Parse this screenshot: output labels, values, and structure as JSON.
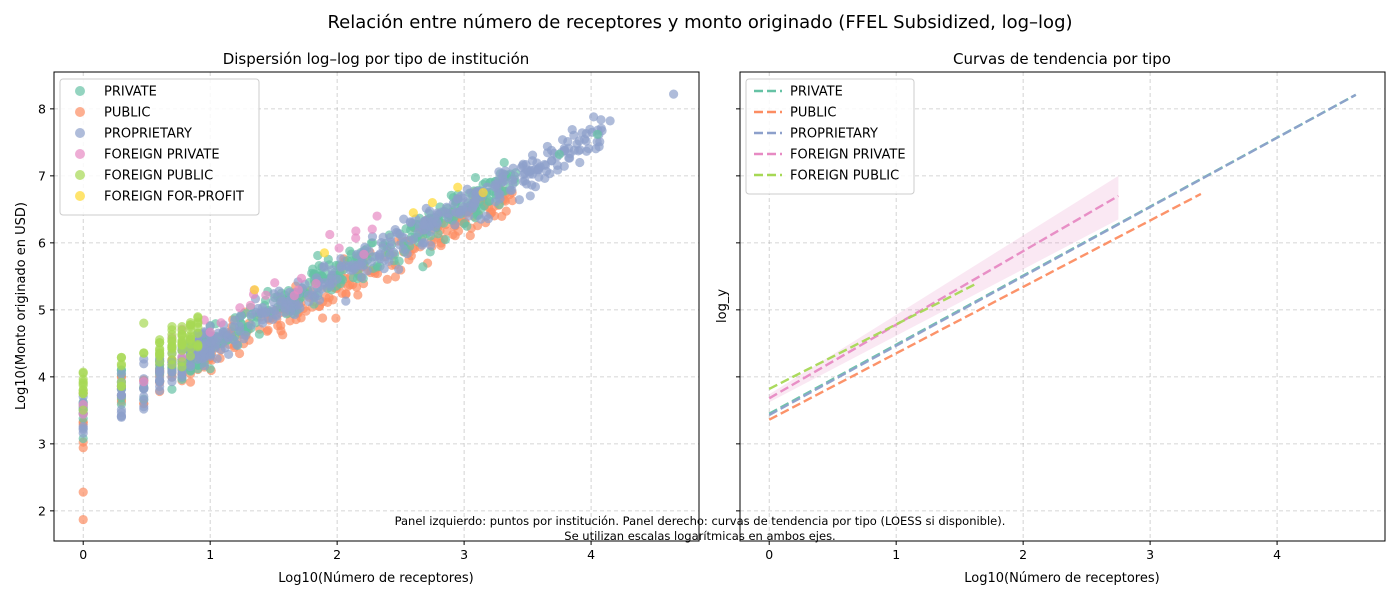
{
  "figure": {
    "suptitle": "Relación entre número de receptores y monto originado (FFEL Subsidized, log–log)",
    "note_line1": "Panel izquierdo: puntos por institución. Panel derecho: curvas de tendencia por tipo (LOESS si disponible).",
    "note_line2": "Se utilizan escalas logarítmicas en ambos ejes."
  },
  "colors": {
    "PRIVATE": "#66c2a5",
    "PUBLIC": "#fc8d62",
    "PROPRIETARY": "#8da0cb",
    "FOREIGN PRIVATE": "#e78ac3",
    "FOREIGN PUBLIC": "#a6d854",
    "FOREIGN FOR-PROFIT": "#ffd92f"
  },
  "chart_data": [
    {
      "type": "scatter",
      "title": "Dispersión log–log por tipo de institución",
      "xlabel": "Log10(Número de receptores)",
      "ylabel": "Log10(Monto originado en USD)",
      "xlim": [
        -0.23,
        4.85
      ],
      "ylim": [
        1.55,
        8.55
      ],
      "xticks": [
        0,
        1,
        2,
        3,
        4
      ],
      "yticks": [
        2,
        3,
        4,
        5,
        6,
        7,
        8
      ],
      "grid": true,
      "legend_position": "top-left",
      "series": [
        {
          "name": "PRIVATE",
          "approx_trend": {
            "intercept": 3.45,
            "slope": 1.03,
            "x_range": [
              0,
              3.85
            ]
          }
        },
        {
          "name": "PUBLIC",
          "approx_trend": {
            "intercept": 3.38,
            "slope": 0.99,
            "x_range": [
              0,
              3.4
            ]
          }
        },
        {
          "name": "PROPRIETARY",
          "approx_trend": {
            "intercept": 3.44,
            "slope": 1.03,
            "x_range": [
              0,
              4.65
            ]
          }
        },
        {
          "name": "FOREIGN PRIVATE",
          "approx_trend": {
            "intercept": 3.68,
            "slope": 1.1,
            "x_range": [
              0,
              2.75
            ]
          }
        },
        {
          "name": "FOREIGN PUBLIC",
          "approx_trend": {
            "intercept": 3.82,
            "slope": 0.95,
            "x_range": [
              0,
              1.65
            ]
          }
        },
        {
          "name": "FOREIGN FOR-PROFIT",
          "points": [
            [
              2.75,
              6.6
            ],
            [
              2.95,
              6.83
            ],
            [
              3.15,
              6.75
            ],
            [
              2.6,
              6.45
            ],
            [
              1.35,
              5.3
            ],
            [
              1.9,
              5.85
            ]
          ]
        }
      ],
      "extreme_points": [
        {
          "series": "PROPRIETARY",
          "x": 4.65,
          "y": 8.22
        },
        {
          "series": "PROPRIETARY",
          "x": 4.15,
          "y": 7.82
        },
        {
          "series": "PRIVATE",
          "x": 4.05,
          "y": 7.62
        },
        {
          "series": "PRIVATE",
          "x": 3.75,
          "y": 7.32
        },
        {
          "series": "PUBLIC",
          "x": 0,
          "y": 1.87
        },
        {
          "series": "PUBLIC",
          "x": 0,
          "y": 2.28
        }
      ]
    },
    {
      "type": "line",
      "title": "Curvas de tendencia por tipo",
      "xlabel": "Log10(Número de receptores)",
      "ylabel": "log_y",
      "xlim": [
        -0.23,
        4.85
      ],
      "ylim": [
        1.55,
        8.55
      ],
      "xticks": [
        0,
        1,
        2,
        3,
        4
      ],
      "yticks": [
        2,
        3,
        4,
        5,
        6,
        7,
        8
      ],
      "ytick_labels_shown": false,
      "grid": true,
      "legend_position": "top-left",
      "series": [
        {
          "name": "PRIVATE",
          "x": [
            0,
            4.62
          ],
          "y": [
            3.45,
            8.21
          ]
        },
        {
          "name": "PUBLIC",
          "x": [
            0,
            3.4
          ],
          "y": [
            3.36,
            6.73
          ]
        },
        {
          "name": "PROPRIETARY",
          "x": [
            0,
            4.62
          ],
          "y": [
            3.43,
            8.21
          ]
        },
        {
          "name": "FOREIGN PRIVATE",
          "x": [
            0,
            2.75
          ],
          "y": [
            3.68,
            6.7
          ],
          "band": {
            "x": [
              0,
              2.75
            ],
            "lower": [
              3.62,
              6.35
            ],
            "upper": [
              3.74,
              7.0
            ]
          }
        },
        {
          "name": "FOREIGN PUBLIC",
          "x": [
            0,
            1.62
          ],
          "y": [
            3.82,
            5.38
          ]
        }
      ]
    }
  ]
}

## What to do
Extract every line containing the string "originado" from the data above.

## In response
    "suptitle": "Relación entre número de receptores y monto originado (FFEL Subsidized, log–log)",
      "ylabel": "Log10(Monto originado en USD)",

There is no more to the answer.